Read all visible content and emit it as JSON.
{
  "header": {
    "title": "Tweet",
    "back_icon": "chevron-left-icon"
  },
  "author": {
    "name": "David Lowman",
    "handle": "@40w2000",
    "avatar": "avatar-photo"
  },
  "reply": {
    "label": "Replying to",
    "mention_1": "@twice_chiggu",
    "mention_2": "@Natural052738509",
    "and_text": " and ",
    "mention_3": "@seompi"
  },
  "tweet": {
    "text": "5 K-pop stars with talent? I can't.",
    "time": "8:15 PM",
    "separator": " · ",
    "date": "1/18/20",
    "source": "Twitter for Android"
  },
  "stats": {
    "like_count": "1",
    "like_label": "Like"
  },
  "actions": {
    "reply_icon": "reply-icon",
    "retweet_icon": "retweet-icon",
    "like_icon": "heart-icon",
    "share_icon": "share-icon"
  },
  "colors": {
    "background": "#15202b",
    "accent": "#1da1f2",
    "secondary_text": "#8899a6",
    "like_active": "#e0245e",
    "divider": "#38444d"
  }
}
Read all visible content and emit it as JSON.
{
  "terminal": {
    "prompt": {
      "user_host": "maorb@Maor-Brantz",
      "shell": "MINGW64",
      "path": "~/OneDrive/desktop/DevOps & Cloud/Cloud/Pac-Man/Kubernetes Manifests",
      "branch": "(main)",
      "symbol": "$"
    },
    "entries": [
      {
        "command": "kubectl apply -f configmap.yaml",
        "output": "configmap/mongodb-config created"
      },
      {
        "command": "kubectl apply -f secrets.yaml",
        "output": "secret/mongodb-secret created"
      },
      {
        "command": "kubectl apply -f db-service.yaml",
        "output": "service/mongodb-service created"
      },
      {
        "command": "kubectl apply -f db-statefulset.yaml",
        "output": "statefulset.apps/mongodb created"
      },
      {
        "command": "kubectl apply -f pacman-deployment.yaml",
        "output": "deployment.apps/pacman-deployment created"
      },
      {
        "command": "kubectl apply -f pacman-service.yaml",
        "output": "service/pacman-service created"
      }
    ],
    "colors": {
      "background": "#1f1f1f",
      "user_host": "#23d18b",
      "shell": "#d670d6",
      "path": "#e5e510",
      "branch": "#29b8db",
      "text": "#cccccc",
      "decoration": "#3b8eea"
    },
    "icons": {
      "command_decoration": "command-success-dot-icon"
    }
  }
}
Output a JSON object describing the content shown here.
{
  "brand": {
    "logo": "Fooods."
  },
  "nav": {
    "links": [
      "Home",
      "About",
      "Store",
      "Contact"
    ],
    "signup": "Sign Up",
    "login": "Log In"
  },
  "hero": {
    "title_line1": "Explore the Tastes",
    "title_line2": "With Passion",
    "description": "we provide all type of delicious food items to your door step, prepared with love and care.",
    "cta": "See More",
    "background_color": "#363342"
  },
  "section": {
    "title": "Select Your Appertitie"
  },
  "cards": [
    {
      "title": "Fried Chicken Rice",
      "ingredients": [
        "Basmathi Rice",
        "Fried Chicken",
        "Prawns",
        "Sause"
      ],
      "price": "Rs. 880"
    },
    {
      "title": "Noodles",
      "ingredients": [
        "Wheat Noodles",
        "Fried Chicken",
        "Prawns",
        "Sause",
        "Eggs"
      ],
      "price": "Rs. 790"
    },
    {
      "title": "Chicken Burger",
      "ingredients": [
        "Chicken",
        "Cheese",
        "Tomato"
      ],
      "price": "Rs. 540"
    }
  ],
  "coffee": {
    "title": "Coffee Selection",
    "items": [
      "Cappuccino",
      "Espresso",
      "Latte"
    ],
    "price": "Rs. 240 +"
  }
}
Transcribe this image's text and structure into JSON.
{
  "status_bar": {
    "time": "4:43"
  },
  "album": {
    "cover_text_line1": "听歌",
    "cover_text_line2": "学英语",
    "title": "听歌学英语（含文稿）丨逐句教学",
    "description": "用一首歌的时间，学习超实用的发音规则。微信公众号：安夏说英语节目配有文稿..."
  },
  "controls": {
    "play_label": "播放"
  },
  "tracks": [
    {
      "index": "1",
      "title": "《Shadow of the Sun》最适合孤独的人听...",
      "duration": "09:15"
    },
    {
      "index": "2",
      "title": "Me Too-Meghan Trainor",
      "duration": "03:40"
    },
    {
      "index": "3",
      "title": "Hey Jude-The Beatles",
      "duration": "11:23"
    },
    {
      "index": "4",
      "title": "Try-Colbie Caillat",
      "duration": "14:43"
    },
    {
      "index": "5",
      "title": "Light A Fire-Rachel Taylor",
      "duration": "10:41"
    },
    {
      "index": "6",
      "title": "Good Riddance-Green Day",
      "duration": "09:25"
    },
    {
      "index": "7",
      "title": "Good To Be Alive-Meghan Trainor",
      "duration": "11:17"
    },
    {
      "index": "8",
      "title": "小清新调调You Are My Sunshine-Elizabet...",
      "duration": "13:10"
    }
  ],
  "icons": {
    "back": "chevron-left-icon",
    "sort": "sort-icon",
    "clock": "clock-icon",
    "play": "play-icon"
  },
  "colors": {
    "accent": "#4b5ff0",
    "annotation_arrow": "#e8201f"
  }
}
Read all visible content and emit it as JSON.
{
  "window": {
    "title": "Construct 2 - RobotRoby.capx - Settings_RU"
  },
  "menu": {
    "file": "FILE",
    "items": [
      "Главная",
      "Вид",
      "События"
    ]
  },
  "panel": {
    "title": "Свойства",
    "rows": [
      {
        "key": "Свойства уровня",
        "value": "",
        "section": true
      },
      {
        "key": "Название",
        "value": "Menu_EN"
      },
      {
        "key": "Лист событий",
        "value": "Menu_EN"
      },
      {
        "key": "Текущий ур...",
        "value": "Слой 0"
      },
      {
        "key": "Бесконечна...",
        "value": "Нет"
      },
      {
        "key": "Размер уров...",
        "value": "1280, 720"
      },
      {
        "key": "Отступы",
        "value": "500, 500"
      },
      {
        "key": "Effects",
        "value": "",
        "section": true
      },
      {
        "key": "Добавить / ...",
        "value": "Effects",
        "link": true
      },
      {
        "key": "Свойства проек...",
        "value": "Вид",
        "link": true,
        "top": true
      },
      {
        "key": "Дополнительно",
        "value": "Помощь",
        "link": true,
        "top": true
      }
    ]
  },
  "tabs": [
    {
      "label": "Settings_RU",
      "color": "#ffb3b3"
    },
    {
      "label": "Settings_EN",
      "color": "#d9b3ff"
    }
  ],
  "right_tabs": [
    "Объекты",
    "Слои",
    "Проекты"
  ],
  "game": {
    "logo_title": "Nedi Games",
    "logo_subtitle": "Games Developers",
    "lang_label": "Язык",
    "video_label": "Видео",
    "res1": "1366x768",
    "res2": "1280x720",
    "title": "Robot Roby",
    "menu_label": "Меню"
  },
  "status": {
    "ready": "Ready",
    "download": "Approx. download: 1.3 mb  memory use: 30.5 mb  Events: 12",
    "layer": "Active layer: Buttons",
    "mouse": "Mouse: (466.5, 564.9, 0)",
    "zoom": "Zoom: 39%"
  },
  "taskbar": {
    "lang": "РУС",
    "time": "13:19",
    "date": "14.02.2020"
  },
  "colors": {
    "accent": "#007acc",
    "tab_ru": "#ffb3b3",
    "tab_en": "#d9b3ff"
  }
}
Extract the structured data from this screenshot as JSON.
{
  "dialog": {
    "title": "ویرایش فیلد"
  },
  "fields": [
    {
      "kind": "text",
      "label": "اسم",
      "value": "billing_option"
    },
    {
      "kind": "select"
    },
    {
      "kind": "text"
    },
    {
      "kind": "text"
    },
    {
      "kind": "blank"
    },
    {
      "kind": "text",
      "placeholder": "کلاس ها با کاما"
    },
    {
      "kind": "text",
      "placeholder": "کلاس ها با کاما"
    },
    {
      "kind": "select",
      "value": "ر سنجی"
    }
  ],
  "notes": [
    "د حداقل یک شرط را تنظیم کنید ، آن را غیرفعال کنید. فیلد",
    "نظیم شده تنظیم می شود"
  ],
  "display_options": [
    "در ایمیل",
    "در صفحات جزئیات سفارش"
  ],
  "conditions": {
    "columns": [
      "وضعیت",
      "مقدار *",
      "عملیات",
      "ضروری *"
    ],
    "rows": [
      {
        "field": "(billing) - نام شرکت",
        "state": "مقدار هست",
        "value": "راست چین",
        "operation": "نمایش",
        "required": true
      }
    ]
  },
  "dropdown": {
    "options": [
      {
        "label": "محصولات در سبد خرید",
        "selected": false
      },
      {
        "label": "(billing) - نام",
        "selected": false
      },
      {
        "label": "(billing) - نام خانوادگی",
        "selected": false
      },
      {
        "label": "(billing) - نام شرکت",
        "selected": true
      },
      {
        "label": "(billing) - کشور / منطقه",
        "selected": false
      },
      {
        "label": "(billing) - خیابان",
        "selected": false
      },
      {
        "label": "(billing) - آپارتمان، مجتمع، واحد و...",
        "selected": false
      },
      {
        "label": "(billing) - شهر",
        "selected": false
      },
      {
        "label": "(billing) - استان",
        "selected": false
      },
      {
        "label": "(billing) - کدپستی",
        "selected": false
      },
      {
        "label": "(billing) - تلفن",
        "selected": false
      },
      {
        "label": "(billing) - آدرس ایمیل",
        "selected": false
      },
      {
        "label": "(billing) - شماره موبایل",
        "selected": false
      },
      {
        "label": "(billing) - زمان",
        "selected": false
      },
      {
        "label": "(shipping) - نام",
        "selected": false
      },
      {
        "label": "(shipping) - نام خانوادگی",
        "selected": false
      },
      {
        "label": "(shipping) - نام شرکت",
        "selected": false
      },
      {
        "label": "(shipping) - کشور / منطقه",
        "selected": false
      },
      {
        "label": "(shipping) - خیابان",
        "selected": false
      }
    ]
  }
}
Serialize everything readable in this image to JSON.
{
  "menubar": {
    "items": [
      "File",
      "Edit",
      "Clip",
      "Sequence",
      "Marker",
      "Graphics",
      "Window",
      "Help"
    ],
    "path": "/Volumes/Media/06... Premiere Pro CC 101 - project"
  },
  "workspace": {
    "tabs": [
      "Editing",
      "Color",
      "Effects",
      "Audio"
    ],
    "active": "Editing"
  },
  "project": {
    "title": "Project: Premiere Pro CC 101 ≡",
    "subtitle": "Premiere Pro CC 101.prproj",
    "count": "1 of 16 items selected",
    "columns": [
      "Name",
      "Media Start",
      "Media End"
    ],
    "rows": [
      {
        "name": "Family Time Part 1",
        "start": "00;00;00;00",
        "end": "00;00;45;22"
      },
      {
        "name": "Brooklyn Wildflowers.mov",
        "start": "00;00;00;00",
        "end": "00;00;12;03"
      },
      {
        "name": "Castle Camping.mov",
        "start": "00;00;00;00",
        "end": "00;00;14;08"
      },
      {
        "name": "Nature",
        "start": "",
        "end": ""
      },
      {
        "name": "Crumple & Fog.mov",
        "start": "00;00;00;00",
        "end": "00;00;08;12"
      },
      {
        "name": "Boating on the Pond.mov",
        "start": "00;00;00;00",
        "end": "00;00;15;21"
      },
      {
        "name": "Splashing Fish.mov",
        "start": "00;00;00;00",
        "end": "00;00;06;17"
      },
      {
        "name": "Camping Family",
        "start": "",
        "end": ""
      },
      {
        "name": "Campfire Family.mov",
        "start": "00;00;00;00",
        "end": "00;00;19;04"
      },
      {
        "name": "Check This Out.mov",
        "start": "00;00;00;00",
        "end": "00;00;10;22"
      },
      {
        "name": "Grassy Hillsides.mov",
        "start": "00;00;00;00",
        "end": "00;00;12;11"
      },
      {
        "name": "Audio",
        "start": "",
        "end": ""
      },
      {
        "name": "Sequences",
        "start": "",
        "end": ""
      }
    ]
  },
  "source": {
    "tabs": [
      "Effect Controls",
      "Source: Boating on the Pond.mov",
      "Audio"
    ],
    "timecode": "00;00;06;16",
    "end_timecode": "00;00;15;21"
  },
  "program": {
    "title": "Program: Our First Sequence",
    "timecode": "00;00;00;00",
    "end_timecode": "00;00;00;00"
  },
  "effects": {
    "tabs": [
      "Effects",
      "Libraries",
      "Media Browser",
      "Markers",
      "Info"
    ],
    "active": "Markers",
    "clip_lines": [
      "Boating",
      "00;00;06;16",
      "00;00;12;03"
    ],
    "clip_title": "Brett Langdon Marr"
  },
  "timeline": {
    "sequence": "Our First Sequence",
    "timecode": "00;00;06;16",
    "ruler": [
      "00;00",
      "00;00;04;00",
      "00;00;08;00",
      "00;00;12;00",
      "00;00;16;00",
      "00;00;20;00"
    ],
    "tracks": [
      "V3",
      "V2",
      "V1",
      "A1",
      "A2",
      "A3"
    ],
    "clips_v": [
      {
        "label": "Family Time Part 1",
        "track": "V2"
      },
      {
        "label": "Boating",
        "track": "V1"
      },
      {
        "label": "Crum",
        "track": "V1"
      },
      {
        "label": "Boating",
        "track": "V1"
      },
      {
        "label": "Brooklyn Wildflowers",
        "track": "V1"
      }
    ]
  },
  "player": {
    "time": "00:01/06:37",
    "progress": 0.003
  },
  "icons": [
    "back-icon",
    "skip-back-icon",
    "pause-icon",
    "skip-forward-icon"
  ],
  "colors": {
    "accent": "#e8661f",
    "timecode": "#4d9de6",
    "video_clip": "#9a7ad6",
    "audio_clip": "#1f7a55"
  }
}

= STATED TASK =
Show the lines of the records that include the string "Media".

= EXERCISE SOLUTION =
    "path": "/Volumes/Media/06... Premiere Pro CC 101 - project"
      "Media Start",
      "Media End"
      "Media Browser",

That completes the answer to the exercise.